TASK DESCRIPTION
Wherever the word "name" appears in a line, copy that line.

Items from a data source
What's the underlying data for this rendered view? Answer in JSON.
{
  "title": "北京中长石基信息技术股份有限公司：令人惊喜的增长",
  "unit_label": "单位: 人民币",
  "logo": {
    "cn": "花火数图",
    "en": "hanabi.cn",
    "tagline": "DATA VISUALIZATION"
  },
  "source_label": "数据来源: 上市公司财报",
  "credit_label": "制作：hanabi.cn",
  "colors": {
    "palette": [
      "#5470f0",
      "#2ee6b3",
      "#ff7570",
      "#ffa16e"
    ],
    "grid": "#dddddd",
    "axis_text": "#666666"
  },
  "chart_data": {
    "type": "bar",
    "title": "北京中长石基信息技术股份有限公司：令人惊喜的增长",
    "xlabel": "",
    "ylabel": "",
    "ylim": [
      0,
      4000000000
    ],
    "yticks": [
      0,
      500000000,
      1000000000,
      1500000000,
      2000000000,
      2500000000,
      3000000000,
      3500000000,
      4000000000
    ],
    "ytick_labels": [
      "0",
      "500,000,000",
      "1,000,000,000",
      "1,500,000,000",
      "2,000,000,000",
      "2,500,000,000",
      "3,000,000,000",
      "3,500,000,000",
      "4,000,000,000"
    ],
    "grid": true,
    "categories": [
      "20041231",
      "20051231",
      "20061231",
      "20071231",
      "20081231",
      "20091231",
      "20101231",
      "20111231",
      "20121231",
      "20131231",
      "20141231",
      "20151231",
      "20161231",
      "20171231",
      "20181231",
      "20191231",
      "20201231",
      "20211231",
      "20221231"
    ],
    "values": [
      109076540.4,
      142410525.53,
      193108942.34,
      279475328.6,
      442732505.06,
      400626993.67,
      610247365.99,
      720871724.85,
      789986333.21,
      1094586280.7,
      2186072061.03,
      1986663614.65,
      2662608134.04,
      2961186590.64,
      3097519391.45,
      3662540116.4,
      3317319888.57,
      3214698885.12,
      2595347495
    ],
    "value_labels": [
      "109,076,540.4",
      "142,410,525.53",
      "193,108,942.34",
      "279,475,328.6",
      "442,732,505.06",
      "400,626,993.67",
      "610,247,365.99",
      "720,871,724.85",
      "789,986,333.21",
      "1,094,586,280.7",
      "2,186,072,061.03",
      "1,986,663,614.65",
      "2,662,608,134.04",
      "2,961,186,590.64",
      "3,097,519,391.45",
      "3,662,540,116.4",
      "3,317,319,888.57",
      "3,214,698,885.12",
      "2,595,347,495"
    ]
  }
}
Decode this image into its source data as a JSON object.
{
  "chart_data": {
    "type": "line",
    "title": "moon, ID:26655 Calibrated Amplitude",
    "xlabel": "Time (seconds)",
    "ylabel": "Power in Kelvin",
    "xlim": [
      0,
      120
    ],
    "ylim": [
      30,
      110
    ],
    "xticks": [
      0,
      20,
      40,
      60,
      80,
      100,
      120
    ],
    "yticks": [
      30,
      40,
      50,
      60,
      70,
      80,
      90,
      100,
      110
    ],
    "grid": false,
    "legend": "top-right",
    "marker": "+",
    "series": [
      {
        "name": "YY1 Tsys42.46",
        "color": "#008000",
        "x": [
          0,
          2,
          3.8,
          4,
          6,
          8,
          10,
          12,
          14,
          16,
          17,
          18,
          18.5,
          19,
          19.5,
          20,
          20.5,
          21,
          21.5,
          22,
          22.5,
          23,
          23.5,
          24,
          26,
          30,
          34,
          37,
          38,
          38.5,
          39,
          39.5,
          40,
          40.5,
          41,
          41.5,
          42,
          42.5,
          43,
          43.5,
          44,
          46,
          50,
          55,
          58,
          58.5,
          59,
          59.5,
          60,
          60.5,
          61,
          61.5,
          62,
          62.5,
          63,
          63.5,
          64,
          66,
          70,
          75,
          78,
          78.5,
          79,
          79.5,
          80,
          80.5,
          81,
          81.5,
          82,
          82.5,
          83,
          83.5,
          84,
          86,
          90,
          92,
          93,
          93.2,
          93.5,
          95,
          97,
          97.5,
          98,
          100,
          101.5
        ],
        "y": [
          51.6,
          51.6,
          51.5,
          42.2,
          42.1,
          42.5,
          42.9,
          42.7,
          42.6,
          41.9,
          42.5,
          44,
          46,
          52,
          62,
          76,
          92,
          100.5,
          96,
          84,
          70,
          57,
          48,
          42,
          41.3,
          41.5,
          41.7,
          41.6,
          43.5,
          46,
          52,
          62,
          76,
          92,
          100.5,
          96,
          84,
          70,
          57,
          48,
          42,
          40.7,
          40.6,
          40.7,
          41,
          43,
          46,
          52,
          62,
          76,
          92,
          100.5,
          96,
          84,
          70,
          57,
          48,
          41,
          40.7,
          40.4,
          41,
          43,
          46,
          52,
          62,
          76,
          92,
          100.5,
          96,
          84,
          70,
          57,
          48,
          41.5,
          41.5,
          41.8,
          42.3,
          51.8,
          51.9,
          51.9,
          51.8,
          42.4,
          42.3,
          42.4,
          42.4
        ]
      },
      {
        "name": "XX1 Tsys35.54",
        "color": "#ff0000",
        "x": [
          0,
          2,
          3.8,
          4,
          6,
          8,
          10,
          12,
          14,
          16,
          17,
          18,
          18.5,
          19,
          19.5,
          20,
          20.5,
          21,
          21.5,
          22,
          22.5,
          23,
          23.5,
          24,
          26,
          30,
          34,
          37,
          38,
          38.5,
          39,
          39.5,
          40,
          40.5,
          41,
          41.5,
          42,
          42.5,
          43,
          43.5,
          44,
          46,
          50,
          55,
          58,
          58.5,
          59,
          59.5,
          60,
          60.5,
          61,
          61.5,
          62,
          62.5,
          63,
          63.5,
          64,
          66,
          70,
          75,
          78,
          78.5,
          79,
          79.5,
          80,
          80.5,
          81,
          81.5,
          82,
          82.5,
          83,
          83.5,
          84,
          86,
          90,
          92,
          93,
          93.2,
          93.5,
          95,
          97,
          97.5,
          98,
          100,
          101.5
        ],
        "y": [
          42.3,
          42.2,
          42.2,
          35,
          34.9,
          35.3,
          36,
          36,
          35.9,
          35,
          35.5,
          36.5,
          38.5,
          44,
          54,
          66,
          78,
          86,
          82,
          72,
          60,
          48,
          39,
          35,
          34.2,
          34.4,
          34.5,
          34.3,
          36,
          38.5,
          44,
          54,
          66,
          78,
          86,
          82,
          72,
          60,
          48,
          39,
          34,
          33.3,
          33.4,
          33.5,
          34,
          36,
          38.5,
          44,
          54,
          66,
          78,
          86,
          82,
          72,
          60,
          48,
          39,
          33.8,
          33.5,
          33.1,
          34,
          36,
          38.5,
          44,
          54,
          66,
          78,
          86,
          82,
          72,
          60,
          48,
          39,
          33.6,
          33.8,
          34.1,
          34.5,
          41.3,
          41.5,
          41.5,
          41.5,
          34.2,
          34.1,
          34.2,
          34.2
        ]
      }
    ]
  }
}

THE COMPLETED TASK
        "name": "YY1 Tsys42.46",
        "name": "XX1 Tsys35.54",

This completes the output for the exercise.